(Stored records)
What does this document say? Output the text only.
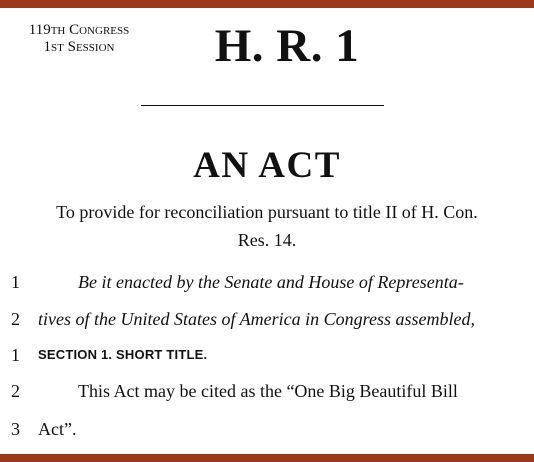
119th Congress
1st Session	H. R. 1
AN ACT
To provide for reconciliation pursuant to title II of H. Con.
Res. 14.
1	Be it enacted by the Senate and House of Representa-
2	tives of the United States of America in Congress assembled,
1	SECTION 1. SHORT TITLE.
2	This Act may be cited as the “One Big Beautiful Bill
3	Act”.
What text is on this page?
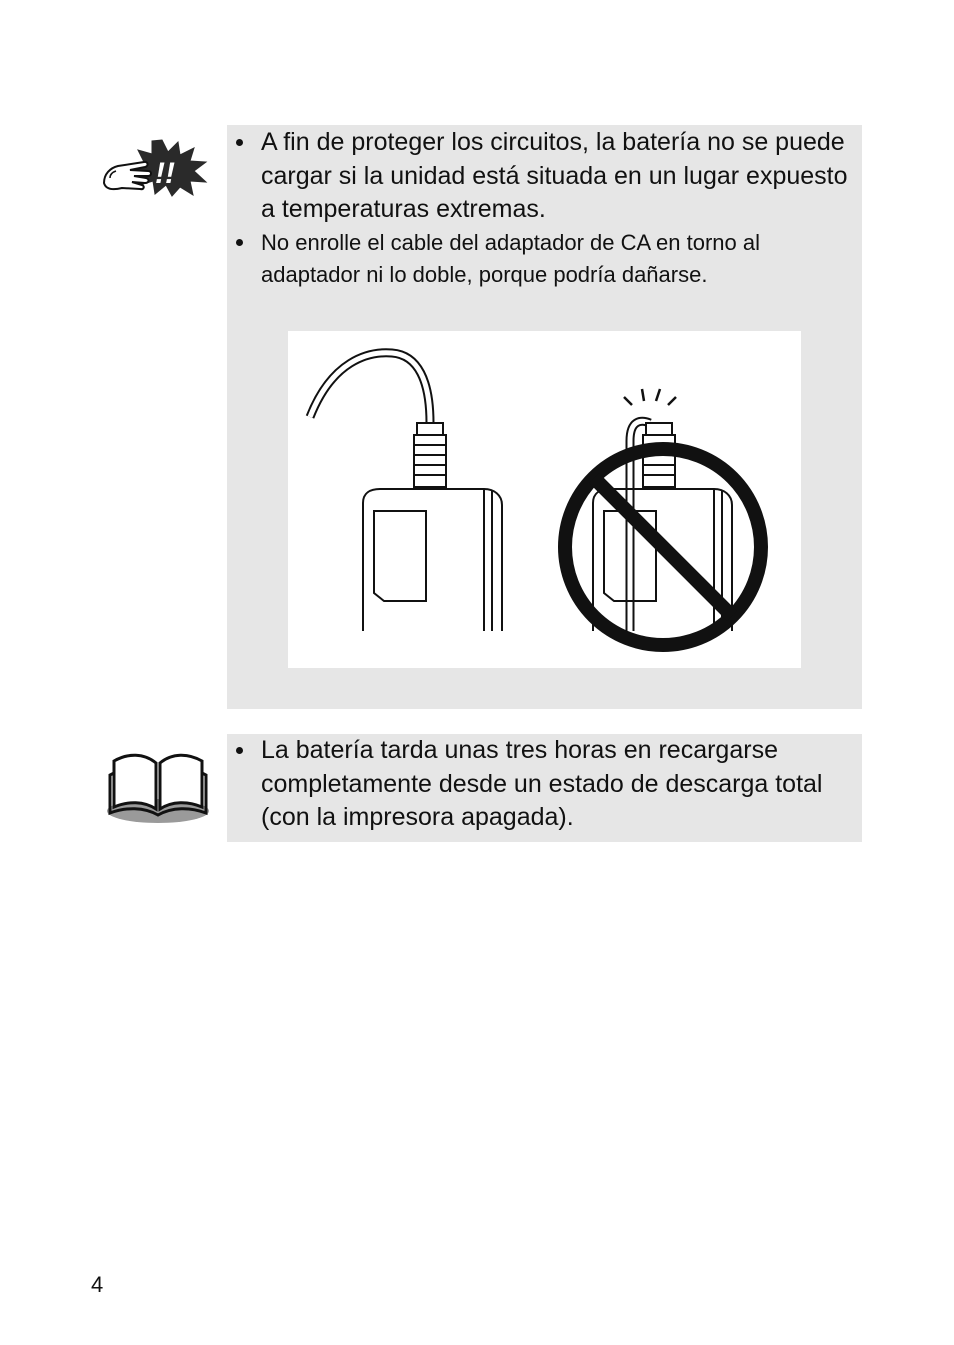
!!
A fin de proteger los circuitos, la batería no se puede cargar si la unidad está situada en un lugar expuesto a temperaturas extremas.
No enrolle el cable del adaptador de CA en torno al adaptador ni lo doble, porque podría dañarse.
La batería tarda unas tres horas en recargarse completamente desde un estado de descarga total (con la impresora apagada).
4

Exercise brief: Go through the material line by line. Show each line that contains the string "batería".

Exercise answer:
A fin de proteger los circuitos, la batería no se puede cargar si la unidad está situada en un lugar expuesto a temperaturas extremas.
La batería tarda unas tres horas en recargarse completamente desde un estado de descarga total (con la impresora apagada).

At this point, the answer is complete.